Retype all of the listing exactly, passing over any picture you find.

----- Data listing

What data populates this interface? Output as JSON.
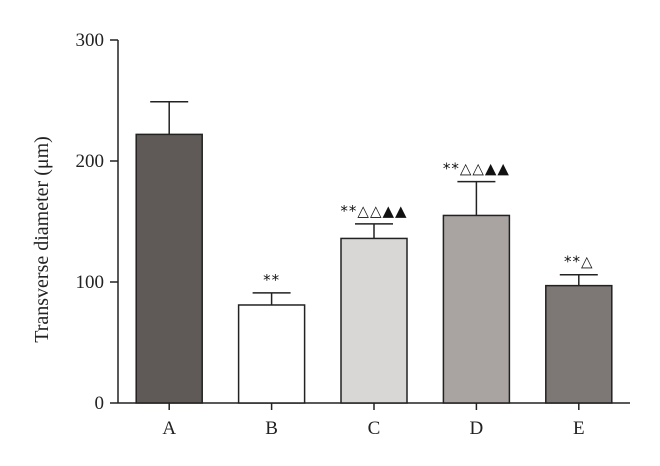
{
  "chart_data": {
    "type": "bar",
    "categories": [
      "A",
      "B",
      "C",
      "D",
      "E"
    ],
    "values": [
      222,
      81,
      136,
      155,
      97
    ],
    "error_upper": [
      249,
      91,
      148,
      183,
      106
    ],
    "annotations": [
      "",
      "**",
      "**△△▲▲",
      "**△△▲▲",
      "**△"
    ],
    "bar_colors": [
      "#5f5a57",
      "#ffffff",
      "#d9d7d6",
      "#a9a3a2",
      "#7d7776"
    ],
    "ylabel": "Transverse diameter (μm)",
    "ylim": [
      0,
      300
    ],
    "yticks": [
      0,
      100,
      200,
      300
    ],
    "grid": false
  }
}
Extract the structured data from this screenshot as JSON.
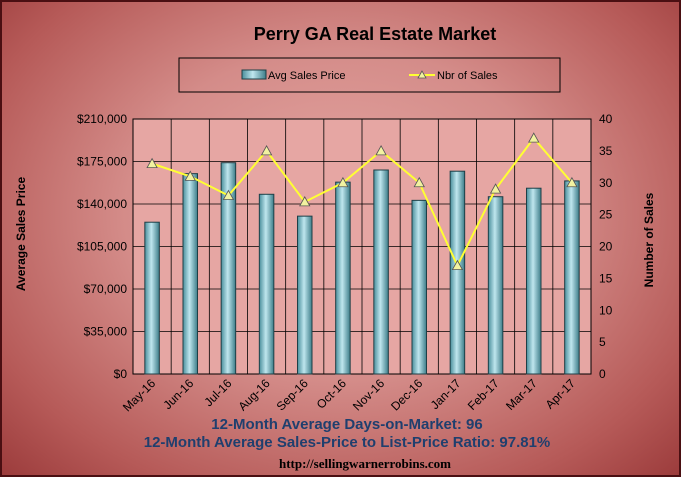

----------

Correct result -
What data populates this interface? Output as JSON.
{
  "chart_data": {
    "type": "bar",
    "categories": [
      "A",
      "B",
      "C",
      "D",
      "E"
    ],
    "values": [
      222,
      81,
      136,
      155,
      97
    ],
    "error_upper": [
      249,
      91,
      148,
      183,
      106
    ],
    "annotations": [
      "",
      "**",
      "**△△▲▲",
      "**△△▲▲",
      "**△"
    ],
    "bar_colors": [
      "#5f5a57",
      "#ffffff",
      "#d9d7d6",
      "#a9a3a2",
      "#7d7776"
    ],
    "ylabel": "Transverse diameter (μm)",
    "ylim": [
      0,
      300
    ],
    "yticks": [
      0,
      100,
      200,
      300
    ],
    "grid": false
  }
}
Extract the structured data from this screenshot as JSON.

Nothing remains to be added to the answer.